WORK TO COMPLETE — Tally every line of the listing where the string "operable" is found, and state the total alone.

--- INPUT FOR THIS TASK ---

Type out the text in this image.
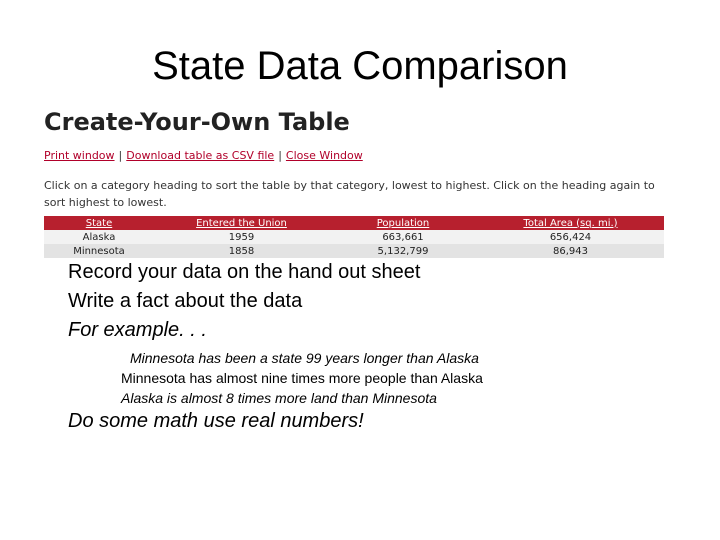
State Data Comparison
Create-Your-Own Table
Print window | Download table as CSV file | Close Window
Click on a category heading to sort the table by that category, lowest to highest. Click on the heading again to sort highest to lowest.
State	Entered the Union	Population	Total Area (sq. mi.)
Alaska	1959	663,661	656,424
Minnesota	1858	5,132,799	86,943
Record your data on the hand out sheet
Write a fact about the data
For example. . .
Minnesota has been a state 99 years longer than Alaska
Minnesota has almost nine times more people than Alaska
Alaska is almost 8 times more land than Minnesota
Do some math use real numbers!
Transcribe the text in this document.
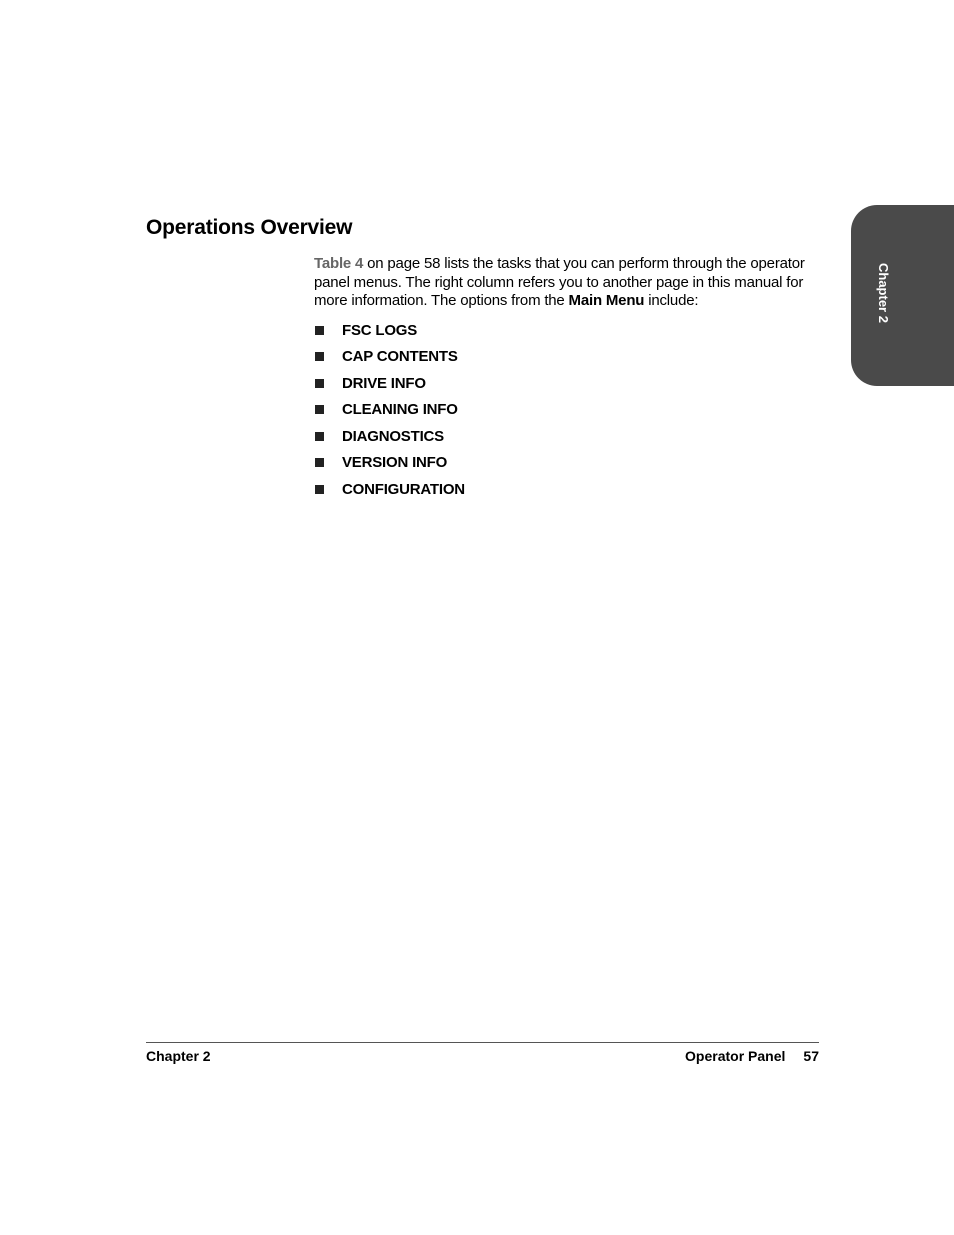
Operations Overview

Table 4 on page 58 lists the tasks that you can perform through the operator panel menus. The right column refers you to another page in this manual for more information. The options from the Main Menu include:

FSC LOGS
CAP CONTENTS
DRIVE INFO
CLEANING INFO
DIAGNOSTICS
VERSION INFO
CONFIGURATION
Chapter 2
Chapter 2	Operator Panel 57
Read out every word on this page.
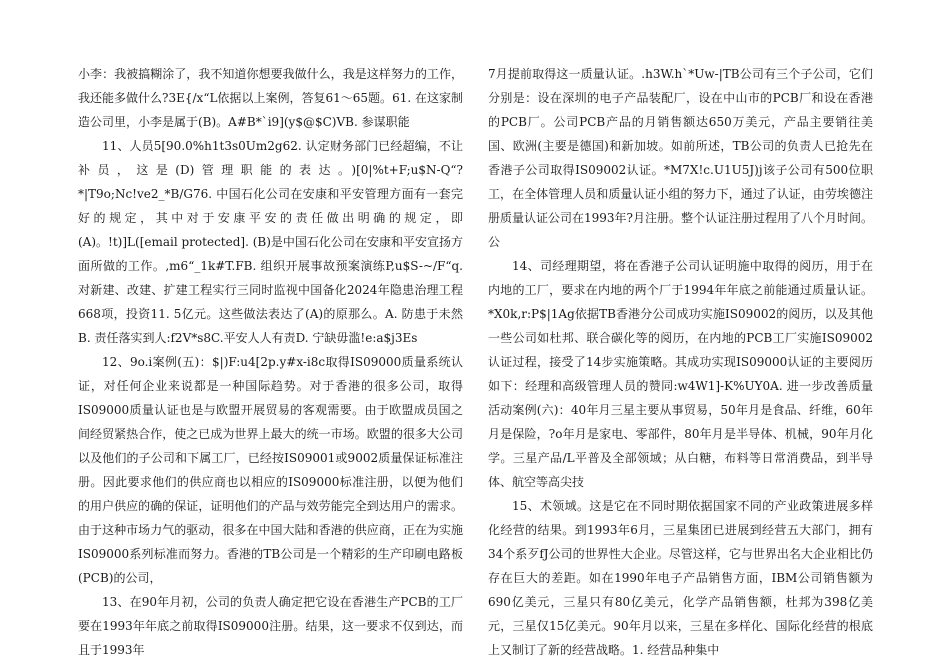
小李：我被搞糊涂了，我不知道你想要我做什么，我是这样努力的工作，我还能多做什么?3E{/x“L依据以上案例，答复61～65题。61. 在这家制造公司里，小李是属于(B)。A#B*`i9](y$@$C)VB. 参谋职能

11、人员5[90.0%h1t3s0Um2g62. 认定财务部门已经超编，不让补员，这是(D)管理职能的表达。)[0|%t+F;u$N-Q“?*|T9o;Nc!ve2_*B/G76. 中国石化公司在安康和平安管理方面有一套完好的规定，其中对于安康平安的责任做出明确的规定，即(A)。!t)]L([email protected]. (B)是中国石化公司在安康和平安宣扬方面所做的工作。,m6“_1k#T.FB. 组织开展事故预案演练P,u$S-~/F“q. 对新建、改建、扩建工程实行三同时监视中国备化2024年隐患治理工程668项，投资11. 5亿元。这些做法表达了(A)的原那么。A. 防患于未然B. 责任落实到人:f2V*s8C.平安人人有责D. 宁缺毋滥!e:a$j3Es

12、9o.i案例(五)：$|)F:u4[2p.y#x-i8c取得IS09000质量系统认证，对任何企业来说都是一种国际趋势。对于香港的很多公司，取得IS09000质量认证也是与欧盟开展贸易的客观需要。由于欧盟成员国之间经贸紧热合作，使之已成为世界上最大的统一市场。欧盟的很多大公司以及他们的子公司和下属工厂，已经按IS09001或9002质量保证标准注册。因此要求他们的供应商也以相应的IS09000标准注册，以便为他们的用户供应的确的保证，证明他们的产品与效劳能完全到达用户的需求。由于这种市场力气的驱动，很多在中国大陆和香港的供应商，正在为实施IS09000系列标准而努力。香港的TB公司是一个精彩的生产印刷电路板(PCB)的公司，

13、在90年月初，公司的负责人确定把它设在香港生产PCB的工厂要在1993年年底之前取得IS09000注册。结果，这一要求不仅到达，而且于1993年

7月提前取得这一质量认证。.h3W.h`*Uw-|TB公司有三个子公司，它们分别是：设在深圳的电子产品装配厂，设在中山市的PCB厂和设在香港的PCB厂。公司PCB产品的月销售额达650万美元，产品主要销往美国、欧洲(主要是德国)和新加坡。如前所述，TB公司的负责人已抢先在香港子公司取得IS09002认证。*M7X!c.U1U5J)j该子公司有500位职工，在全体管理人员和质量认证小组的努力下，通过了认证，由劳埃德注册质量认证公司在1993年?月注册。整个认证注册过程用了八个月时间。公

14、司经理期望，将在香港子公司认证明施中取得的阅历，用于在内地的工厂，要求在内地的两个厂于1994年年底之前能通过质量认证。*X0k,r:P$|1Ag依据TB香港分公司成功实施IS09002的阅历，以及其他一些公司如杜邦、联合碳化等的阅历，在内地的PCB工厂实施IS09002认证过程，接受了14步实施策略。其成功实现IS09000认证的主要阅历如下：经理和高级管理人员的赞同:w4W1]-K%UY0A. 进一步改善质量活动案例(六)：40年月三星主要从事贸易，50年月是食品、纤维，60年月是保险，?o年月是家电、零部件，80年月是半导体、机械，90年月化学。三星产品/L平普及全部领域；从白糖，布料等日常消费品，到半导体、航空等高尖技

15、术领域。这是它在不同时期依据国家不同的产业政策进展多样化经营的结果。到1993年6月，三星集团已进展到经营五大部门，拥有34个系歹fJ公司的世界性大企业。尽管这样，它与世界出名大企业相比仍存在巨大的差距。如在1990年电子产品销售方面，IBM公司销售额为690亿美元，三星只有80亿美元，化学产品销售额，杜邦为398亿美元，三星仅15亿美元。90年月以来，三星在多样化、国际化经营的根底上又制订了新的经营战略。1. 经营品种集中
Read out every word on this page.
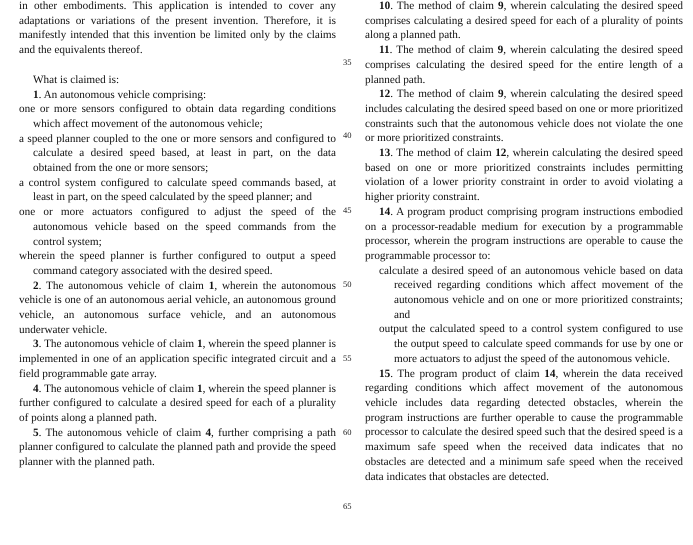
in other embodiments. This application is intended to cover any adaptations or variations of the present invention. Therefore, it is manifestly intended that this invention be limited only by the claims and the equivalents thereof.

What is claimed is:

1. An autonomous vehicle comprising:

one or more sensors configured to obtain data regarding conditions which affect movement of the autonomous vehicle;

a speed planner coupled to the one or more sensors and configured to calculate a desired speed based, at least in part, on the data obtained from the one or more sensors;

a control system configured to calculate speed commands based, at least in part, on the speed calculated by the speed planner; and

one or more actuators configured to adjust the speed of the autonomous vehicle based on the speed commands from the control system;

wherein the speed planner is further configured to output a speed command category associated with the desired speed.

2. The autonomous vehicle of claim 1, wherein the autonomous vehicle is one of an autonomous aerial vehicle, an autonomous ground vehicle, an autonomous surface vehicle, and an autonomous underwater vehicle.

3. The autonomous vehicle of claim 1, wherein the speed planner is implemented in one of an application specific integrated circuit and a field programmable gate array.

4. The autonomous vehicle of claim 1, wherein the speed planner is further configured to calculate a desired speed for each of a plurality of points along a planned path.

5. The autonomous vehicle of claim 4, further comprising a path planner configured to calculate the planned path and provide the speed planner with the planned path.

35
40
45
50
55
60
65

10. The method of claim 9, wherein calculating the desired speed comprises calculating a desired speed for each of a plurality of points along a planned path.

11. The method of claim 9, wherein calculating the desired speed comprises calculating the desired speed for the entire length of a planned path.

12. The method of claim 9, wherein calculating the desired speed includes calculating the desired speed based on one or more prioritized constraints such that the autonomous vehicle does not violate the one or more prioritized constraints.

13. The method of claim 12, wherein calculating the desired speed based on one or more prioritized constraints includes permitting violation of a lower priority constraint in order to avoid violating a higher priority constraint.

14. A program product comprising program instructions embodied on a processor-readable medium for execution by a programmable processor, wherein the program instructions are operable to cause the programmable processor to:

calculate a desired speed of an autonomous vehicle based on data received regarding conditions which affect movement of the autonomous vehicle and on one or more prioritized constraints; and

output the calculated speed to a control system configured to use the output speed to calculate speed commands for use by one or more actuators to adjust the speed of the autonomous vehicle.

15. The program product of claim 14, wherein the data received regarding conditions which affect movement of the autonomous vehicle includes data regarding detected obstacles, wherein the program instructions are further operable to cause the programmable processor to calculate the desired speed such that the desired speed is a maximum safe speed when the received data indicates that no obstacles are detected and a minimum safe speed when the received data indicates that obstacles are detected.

---

FULL RESPONSE — 2